### Short exercise 1
In the passage on Harvard's slavery redress, translate this sentence into Spanish: "Harvard’s position as the country’s most eminent higher education institution helps elevate these issues, Black academics say."
### Short exercise 2
According to the passage on Harvard's slavery redress, in what year did Brown University start the movement with its report?
### Short exercise 3
Carry the passage on Harvard's slavery redress forward from its final sentence.

-- begin Selected extract --

Harvard University’s announcement at the end of April that it would invest $100 million to redress its links to slavery drew flurries of headlines and mild praise from Black scholars.
It was an acceptable first step, they said, as Harvard simultaneously released an extensive report documenting the “integral” role the horrors of slavery played in shaping the institution. Other top-ranked universities have also acknowledged their slavery connections, notably Brown University, which in 2006 started the movement with a report exploring topics like how slaves made money for the institution, funding that became the root of many of its assets, including its endowment that now totals almost $7 billion. 
Harvard’s position as the country’s most eminent higher education institution helps elevate these issues, Black academics say.
However, they are also quick to say that nothing Harvard is pledging now is groundbreaking.

-- end Selected extract --
-- begin Information provided --

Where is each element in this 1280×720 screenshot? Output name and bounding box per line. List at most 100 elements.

-- end Information provided --

### Written response 1
La posición de Harvard como la institución de educación superior más eminente del país ayuda a dar mayor relieve a estos temas, dicen académicos negros.

### Written response 2
2006

### Written response 3
President Lawrence Bacow accepted a series of recommendations included in the report, written by more than a dozen university professors. Among them were that Harvard should bring faculty from historically Black colleges and universities to the Ivy League campus for visiting appointments. Not all suggestions were specific. For instance, the report states, Harvard should “support historically marginalized children and youth from birth through high school and college.” 
But faculty partnerships have long existed between institutions, and the $100 million for an endowment fund and other measures represents less than 0.2% of its mammoth $52 billion endowment. 
Harvard directly contributing money to HBCUs, or helping to build their research or fundraising infrastructures, would be far more effective, the Black scholars say. Some of them also suggested the institution overhaul curricula, weaving in how slavery is infused into many aspects of American history.
“There’s nothing new or magic about what they’re doing,” said John Rosenthall, president of the Tougaloo College Research and Development Foundation, an HBCU advocacy organization. 
“This is not enough, when every African American was impacted by slavery, whether our parents were actual slaves or not. The whole system of slavery and impact is still reverberating through the African American community.”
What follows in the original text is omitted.